◆ PROBLEM TO SOLVE ◆
How many lines in this material include the string "TCBM"? Answer with the number and nothing further.

◆ GIVEN RECORDS ◆
- - -

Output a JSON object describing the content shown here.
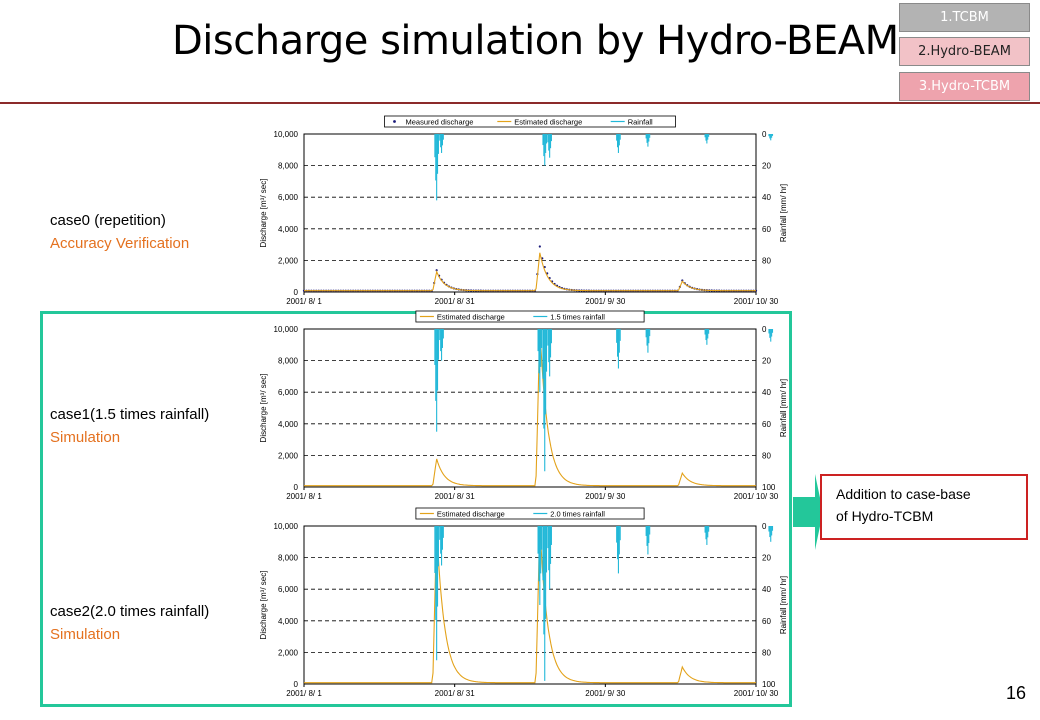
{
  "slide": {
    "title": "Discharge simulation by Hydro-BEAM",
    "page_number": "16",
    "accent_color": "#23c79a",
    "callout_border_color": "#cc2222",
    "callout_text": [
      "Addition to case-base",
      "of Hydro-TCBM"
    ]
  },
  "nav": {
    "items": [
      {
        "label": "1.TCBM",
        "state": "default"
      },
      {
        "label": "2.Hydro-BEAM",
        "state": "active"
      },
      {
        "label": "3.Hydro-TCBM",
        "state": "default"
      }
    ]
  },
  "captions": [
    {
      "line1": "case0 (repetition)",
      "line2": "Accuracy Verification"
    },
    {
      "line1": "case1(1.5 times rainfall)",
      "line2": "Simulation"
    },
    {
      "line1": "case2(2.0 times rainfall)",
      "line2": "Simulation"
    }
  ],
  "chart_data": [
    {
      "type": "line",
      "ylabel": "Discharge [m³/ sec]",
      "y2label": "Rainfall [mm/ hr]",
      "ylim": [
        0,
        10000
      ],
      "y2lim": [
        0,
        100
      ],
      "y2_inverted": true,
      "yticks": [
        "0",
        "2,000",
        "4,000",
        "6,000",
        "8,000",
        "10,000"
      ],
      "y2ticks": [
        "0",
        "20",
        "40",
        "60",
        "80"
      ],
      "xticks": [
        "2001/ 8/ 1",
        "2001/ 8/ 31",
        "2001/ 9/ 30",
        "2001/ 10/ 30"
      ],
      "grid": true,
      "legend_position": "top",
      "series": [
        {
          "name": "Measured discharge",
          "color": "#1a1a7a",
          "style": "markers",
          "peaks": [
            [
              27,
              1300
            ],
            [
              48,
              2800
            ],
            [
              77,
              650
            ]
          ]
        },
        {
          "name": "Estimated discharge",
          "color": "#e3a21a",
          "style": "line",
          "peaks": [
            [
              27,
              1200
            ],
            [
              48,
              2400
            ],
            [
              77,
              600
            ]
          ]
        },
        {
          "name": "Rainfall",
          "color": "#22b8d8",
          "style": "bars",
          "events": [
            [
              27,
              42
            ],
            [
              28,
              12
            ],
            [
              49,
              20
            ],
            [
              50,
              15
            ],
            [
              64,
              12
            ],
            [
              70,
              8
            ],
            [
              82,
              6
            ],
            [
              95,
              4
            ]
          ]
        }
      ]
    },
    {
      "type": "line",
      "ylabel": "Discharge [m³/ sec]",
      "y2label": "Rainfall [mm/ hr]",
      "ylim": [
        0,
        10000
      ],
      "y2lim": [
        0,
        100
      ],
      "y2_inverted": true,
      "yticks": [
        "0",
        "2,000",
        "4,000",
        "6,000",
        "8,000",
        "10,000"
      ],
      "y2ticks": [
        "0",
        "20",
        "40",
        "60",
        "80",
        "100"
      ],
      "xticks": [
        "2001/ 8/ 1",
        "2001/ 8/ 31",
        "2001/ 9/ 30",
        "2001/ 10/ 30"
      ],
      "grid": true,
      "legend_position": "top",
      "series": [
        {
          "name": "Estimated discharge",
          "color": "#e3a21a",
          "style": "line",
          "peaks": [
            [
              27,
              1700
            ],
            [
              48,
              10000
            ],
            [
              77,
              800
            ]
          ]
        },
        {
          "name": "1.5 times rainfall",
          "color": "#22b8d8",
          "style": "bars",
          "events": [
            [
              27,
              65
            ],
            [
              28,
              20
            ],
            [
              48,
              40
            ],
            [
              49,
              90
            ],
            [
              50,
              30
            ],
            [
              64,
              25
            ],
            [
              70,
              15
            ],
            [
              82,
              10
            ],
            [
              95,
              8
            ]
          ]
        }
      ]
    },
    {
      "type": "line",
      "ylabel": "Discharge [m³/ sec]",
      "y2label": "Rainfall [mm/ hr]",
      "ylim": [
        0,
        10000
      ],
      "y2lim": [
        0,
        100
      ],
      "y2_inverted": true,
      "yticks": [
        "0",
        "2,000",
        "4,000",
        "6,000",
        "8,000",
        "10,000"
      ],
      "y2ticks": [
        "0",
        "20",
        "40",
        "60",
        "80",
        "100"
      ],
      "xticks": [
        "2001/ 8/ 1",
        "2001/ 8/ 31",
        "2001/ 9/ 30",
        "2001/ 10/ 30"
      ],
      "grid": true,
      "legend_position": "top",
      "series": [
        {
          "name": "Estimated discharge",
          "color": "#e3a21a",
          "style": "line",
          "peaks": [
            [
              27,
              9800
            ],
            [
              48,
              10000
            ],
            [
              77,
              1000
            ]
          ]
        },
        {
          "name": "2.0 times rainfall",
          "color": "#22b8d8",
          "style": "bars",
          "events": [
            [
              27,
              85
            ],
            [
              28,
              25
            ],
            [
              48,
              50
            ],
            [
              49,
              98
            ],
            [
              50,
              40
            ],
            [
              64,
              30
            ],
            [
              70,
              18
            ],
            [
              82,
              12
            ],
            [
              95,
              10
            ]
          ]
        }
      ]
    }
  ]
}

- - -

◆ RESPONSE ◆
3